(Stated goal) Copy each line of the entries beneath that contains the word "JSON".

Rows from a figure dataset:

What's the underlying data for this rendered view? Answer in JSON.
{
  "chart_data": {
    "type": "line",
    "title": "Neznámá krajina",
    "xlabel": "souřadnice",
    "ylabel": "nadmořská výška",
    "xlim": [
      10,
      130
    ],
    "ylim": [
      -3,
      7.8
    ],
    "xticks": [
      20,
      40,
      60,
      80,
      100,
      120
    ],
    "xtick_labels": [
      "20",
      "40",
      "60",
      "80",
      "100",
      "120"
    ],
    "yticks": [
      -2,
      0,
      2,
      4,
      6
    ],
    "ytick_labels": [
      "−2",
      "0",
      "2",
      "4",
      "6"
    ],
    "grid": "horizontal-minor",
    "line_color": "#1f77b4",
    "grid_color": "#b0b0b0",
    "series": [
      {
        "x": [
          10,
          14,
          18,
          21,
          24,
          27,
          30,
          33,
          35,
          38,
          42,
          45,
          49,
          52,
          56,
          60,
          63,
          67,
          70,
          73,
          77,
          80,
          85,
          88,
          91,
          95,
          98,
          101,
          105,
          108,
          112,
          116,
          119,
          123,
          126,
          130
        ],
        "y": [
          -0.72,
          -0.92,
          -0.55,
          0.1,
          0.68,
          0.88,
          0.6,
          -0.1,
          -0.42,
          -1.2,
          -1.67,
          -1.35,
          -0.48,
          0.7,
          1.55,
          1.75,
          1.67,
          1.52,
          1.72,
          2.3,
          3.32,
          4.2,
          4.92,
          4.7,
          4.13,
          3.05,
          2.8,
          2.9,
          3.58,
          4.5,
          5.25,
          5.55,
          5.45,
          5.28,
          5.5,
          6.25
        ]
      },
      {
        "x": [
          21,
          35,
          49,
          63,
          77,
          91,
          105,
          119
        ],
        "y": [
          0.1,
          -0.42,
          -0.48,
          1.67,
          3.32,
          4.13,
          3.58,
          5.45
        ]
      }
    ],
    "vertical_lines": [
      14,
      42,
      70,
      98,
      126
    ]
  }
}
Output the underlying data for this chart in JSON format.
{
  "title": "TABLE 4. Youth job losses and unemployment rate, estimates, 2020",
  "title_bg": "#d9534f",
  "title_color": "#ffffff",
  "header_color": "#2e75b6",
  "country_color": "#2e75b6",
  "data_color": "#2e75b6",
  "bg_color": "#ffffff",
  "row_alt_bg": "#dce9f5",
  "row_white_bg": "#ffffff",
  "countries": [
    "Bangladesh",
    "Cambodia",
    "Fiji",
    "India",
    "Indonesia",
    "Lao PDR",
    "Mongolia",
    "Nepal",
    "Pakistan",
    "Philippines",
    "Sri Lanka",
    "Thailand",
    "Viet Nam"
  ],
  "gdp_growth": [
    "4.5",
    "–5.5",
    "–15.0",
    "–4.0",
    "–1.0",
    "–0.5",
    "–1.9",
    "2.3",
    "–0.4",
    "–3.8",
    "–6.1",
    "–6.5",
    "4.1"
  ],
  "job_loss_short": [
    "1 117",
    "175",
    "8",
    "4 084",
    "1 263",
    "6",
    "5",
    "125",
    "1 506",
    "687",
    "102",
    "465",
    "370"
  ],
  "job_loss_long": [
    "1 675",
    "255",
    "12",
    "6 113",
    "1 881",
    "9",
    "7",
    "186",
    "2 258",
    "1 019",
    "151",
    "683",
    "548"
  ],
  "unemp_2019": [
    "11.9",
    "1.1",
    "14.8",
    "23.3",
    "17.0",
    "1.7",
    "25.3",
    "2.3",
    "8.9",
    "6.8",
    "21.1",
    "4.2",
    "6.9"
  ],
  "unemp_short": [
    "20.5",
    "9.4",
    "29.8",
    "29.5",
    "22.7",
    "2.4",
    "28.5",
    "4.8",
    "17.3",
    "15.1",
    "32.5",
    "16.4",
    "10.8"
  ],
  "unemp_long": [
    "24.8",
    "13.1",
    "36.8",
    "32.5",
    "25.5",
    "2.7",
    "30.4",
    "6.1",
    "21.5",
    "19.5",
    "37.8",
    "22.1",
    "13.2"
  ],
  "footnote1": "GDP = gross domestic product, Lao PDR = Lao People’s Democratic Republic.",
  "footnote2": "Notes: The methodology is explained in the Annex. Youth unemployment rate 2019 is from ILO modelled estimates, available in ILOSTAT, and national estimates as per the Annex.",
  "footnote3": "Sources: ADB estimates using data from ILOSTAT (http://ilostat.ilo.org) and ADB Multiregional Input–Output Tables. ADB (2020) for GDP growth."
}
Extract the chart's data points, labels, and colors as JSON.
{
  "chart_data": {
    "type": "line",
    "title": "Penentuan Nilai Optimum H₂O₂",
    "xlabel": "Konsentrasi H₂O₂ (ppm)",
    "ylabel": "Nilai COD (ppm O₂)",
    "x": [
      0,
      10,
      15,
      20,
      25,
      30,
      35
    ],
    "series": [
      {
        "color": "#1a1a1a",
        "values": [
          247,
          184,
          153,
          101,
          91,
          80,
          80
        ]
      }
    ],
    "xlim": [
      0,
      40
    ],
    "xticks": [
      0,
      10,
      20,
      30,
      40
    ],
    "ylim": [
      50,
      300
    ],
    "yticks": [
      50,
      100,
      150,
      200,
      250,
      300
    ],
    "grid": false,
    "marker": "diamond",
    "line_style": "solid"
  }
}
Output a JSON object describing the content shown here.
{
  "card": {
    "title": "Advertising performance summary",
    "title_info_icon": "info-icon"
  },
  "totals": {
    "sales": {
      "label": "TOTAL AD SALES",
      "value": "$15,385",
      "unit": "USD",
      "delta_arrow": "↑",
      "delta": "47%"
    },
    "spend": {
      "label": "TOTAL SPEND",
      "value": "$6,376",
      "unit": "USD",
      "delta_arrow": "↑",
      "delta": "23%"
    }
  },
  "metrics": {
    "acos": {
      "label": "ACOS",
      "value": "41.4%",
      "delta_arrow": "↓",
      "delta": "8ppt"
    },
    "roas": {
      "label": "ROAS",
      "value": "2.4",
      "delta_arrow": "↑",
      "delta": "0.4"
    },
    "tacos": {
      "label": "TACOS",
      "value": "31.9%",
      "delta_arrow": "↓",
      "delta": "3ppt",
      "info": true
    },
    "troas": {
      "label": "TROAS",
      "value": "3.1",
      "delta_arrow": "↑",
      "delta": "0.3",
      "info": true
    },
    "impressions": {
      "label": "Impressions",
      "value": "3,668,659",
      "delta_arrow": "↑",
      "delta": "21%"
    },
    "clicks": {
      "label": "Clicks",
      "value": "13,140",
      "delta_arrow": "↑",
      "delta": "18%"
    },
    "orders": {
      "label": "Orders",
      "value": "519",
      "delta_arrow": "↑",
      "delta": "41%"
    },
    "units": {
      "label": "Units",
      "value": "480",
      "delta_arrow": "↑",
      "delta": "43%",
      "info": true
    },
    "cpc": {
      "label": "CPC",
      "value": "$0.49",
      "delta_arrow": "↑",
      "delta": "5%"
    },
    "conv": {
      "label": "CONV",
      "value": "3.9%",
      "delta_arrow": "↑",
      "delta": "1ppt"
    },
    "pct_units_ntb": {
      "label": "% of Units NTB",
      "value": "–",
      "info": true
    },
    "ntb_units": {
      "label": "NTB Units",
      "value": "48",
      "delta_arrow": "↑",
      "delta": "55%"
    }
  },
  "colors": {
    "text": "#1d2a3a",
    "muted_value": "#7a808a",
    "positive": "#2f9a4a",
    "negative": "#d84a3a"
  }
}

(Response to this task)
What's the underlying data for this rendered view? Answer in JSON.
Output the underlying data for this chart in JSON format.
Extract the chart's data points, labels, and colors as JSON.
Output a JSON object describing the content shown here.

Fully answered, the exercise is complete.